(Excerpts from a figure dataset)
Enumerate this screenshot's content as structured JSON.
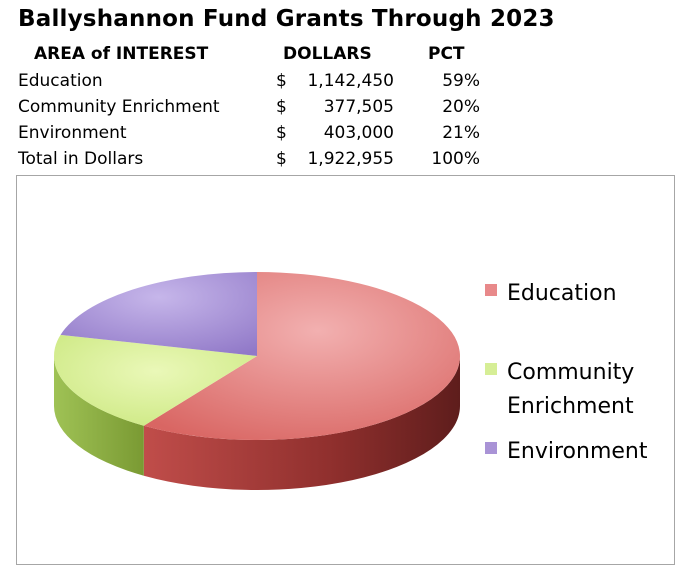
{
  "title": "Ballyshannon Fund Grants Through 2023",
  "table": {
    "headers": [
      "AREA of INTEREST",
      "DOLLARS",
      "PCT"
    ],
    "rows": [
      {
        "area": "Education",
        "dollar_sign": "$",
        "amount": "1,142,450",
        "pct": "59%"
      },
      {
        "area": "Community Enrichment",
        "dollar_sign": "$",
        "amount": "377,505",
        "pct": "20%"
      },
      {
        "area": "Environment",
        "dollar_sign": "$",
        "amount": "403,000",
        "pct": "21%"
      },
      {
        "area": "Total in Dollars",
        "dollar_sign": "$",
        "amount": "1,922,955",
        "pct": "100%"
      }
    ]
  },
  "chart_data": {
    "type": "pie",
    "style": "3d",
    "legend_position": "right",
    "slices": [
      {
        "label": "Education",
        "value": 1142450,
        "pct": 59,
        "color": "#e8898a",
        "side_color": "#a83a38"
      },
      {
        "label": "Community Enrichment",
        "value": 377505,
        "pct": 20,
        "color": "#d6ee96",
        "side_color": "#8cad3c"
      },
      {
        "label": "Environment",
        "value": 403000,
        "pct": 21,
        "color": "#a993d6",
        "side_color": "#6d55a0"
      }
    ],
    "legend": [
      "Education",
      "Community\nEnrichment",
      "Environment"
    ]
  }
}
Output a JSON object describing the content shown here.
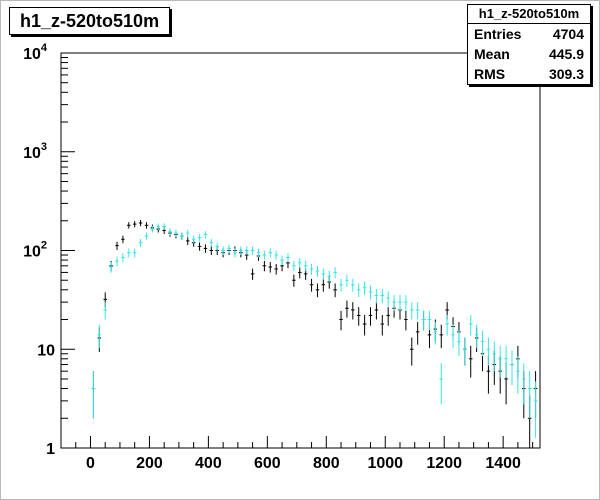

**What to produce:**
Where a line of the material above holds the string "Community", copy that line.

**Task answer:**
        "area": "Community Enrichment",
        "label": "Community Enrichment",
      "Community\nEnrichment",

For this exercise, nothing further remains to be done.